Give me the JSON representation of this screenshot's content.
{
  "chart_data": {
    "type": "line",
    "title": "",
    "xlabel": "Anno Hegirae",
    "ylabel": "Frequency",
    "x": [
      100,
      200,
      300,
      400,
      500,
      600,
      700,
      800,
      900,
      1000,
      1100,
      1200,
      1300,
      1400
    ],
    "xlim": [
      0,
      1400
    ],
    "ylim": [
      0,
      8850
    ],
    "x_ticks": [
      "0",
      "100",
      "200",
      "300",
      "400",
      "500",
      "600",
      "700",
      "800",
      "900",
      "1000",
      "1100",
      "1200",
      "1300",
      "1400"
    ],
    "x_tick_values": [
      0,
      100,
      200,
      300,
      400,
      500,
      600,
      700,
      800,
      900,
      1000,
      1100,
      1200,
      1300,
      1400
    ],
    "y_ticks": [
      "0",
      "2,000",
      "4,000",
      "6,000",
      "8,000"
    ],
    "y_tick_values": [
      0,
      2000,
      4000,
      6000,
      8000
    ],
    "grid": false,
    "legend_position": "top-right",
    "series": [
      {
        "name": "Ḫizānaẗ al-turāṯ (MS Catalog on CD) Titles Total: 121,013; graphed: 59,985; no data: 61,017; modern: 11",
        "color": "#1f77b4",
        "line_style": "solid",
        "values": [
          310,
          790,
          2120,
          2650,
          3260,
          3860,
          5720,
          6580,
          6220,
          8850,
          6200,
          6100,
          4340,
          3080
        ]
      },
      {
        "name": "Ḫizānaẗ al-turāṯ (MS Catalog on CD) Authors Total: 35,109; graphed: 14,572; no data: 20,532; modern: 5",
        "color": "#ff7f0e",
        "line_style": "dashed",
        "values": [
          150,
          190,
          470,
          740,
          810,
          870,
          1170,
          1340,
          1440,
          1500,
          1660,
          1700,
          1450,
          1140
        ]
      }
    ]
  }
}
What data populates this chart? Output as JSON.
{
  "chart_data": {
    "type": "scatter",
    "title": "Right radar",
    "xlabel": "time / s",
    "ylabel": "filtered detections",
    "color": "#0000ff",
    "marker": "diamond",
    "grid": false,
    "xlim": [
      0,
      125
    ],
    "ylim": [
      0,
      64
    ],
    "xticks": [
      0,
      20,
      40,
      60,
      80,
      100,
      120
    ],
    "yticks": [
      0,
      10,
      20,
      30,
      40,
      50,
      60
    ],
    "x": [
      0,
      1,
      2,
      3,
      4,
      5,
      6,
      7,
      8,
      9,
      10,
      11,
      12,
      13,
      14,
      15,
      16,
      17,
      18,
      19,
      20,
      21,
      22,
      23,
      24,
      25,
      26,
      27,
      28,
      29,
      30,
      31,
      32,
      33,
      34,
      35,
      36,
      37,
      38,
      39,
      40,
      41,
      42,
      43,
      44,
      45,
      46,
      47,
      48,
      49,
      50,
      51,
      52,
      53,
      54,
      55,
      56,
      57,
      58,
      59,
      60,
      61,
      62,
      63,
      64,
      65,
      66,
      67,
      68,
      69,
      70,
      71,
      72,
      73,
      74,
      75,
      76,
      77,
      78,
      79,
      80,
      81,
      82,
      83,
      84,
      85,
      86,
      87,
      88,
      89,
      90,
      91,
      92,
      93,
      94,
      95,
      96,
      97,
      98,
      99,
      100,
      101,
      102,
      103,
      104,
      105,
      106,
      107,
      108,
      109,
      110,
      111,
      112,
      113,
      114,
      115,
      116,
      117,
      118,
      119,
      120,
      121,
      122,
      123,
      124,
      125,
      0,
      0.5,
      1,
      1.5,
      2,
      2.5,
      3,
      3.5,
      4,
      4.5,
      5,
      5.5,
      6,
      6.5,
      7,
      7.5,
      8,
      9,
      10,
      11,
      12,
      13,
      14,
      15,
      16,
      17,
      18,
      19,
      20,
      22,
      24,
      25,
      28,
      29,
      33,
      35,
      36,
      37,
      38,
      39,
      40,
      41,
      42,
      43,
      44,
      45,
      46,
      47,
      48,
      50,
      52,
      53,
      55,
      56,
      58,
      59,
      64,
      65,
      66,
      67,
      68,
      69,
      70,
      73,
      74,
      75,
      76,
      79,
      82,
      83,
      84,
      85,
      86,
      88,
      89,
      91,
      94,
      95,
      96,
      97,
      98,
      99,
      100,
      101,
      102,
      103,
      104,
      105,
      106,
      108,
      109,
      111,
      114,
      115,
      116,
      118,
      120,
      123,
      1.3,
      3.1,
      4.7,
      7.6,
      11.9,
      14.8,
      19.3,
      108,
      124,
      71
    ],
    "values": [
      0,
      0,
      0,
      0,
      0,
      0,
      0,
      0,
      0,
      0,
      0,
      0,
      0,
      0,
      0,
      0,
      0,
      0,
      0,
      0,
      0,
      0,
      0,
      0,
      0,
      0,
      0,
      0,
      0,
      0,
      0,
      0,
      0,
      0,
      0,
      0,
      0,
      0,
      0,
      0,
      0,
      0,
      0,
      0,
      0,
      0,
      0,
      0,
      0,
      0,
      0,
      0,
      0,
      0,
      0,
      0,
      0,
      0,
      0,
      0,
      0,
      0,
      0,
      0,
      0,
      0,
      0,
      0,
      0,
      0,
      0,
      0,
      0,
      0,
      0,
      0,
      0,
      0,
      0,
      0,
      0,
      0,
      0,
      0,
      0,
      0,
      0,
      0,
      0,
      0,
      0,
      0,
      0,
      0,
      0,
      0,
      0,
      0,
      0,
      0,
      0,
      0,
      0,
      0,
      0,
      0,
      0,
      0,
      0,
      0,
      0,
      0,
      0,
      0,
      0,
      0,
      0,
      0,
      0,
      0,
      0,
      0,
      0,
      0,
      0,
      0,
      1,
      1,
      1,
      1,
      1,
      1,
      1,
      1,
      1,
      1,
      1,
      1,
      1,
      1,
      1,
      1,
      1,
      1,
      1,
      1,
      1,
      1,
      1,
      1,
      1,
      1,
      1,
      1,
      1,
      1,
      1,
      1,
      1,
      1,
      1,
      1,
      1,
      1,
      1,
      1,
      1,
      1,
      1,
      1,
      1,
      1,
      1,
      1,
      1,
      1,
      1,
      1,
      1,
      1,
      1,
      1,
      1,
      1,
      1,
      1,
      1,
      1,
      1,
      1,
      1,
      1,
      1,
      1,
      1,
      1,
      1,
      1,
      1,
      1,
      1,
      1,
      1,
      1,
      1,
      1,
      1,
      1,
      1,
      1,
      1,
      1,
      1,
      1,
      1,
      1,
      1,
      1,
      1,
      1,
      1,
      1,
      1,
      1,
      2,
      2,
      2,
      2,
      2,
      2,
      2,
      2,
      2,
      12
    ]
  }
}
# # # # # # #
Where a line above holds the string "this", show that line.

*Expected output*
Give me the JSON representation of this screenshot's content.
What data populates this chart? Output as JSON.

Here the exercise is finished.